> [Records for processing]
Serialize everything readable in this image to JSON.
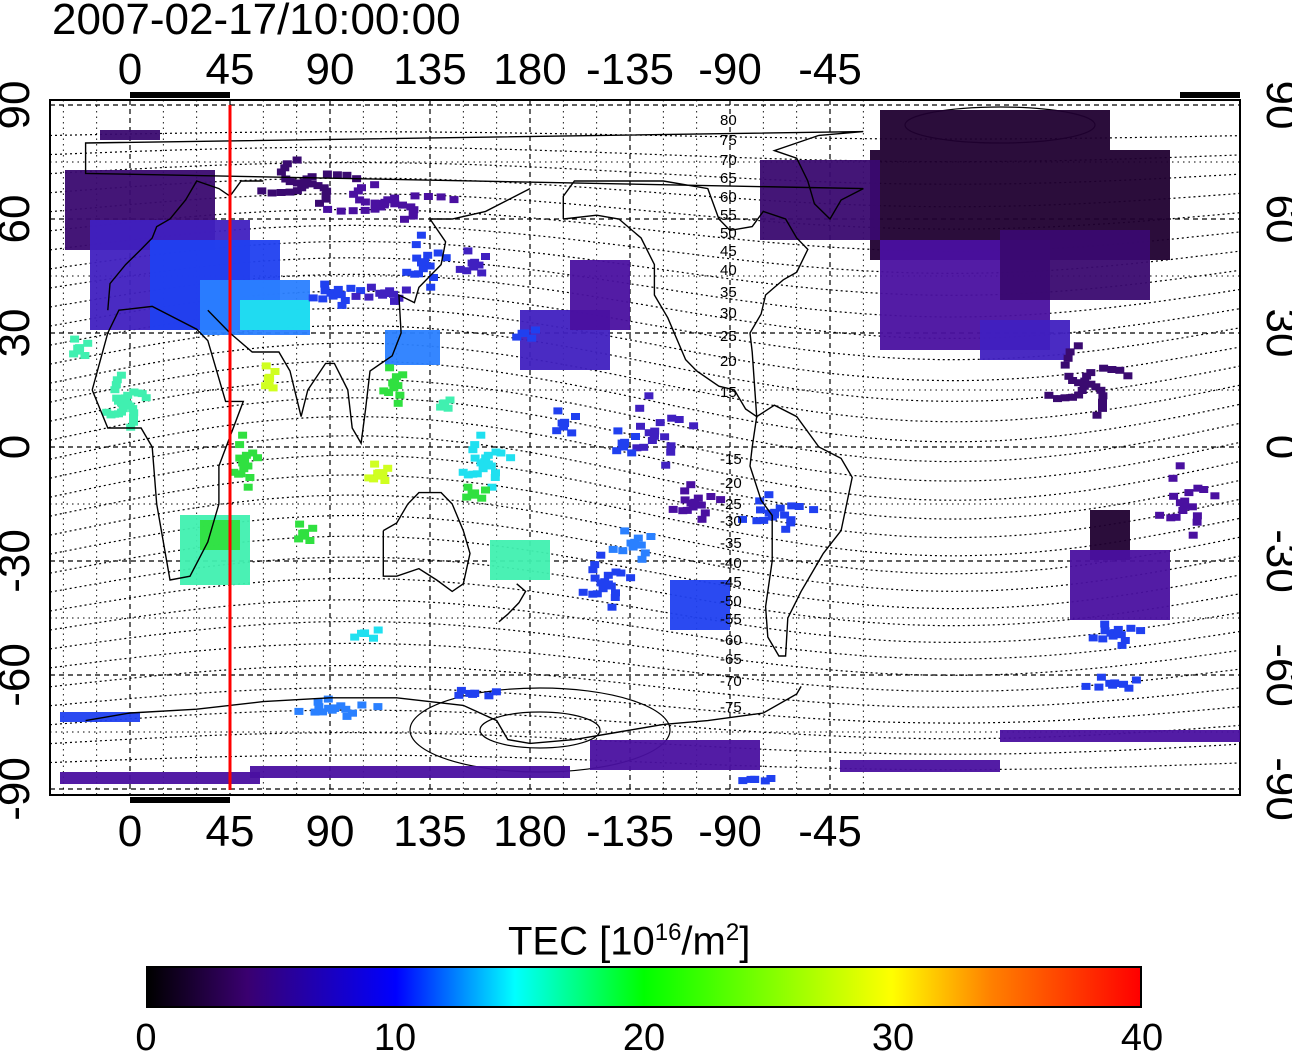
{
  "title": "2007-02-17/10:00:00",
  "map": {
    "top_lon_ticks": [
      "0",
      "45",
      "90",
      "135",
      "180",
      "-135",
      "-90",
      "-45"
    ],
    "bottom_lon_ticks": [
      "0",
      "45",
      "90",
      "135",
      "180",
      "-135",
      "-90",
      "-45"
    ],
    "left_lat_ticks": [
      "90",
      "60",
      "30",
      "0",
      "-30",
      "-60",
      "-90"
    ],
    "right_lat_ticks": [
      "90",
      "60",
      "30",
      "0",
      "-30",
      "-60",
      "-90"
    ],
    "contour_labels_north": [
      "80",
      "75",
      "70",
      "65",
      "60",
      "55",
      "50",
      "45",
      "40",
      "35",
      "30",
      "25",
      "20",
      "15"
    ],
    "contour_labels_south": [
      "15",
      "20",
      "25",
      "30",
      "35",
      "40",
      "45",
      "50",
      "55",
      "60",
      "65",
      "70",
      "75"
    ],
    "meridian_line_lon": 30,
    "meridian_line_color": "#ff0000"
  },
  "colorbar": {
    "label_main": "TEC  [10",
    "label_sup1": "16",
    "label_mid": "/m",
    "label_sup2": "2",
    "label_end": "]",
    "ticks": [
      "0",
      "10",
      "20",
      "30",
      "40"
    ],
    "range": [
      0,
      40
    ],
    "colors": [
      "#000000",
      "#3a0070",
      "#0000ff",
      "#00ffff",
      "#00ff00",
      "#ffff00",
      "#ff8000",
      "#ff0000"
    ]
  }
}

> [What to produce] From start to finish, output the listing exactly, but omit its pictures.

> [Solution to the problem]
Serialize everything readable in this image to JSON.
{
  "title": "2007-02-17/10:00:00",
  "map": {
    "top_lon_ticks": [
      "0",
      "45",
      "90",
      "135",
      "180",
      "-135",
      "-90",
      "-45"
    ],
    "bottom_lon_ticks": [
      "0",
      "45",
      "90",
      "135",
      "180",
      "-135",
      "-90",
      "-45"
    ],
    "left_lat_ticks": [
      "90",
      "60",
      "30",
      "0",
      "-30",
      "-60",
      "-90"
    ],
    "right_lat_ticks": [
      "90",
      "60",
      "30",
      "0",
      "-30",
      "-60",
      "-90"
    ],
    "contour_labels_north": [
      "80",
      "75",
      "70",
      "65",
      "60",
      "55",
      "50",
      "45",
      "40",
      "35",
      "30",
      "25",
      "20",
      "15"
    ],
    "contour_labels_south": [
      "15",
      "20",
      "25",
      "30",
      "35",
      "40",
      "45",
      "50",
      "55",
      "60",
      "65",
      "70",
      "75"
    ],
    "meridian_line_lon": 30,
    "meridian_line_color": "#ff0000"
  },
  "colorbar": {
    "label_main": "TEC  [10",
    "label_sup1": "16",
    "label_mid": "/m",
    "label_sup2": "2",
    "label_end": "]",
    "ticks": [
      "0",
      "10",
      "20",
      "30",
      "40"
    ],
    "range": [
      0,
      40
    ],
    "colors": [
      "#000000",
      "#3a0070",
      "#0000ff",
      "#00ffff",
      "#00ff00",
      "#ffff00",
      "#ff8000",
      "#ff0000"
    ]
  }
}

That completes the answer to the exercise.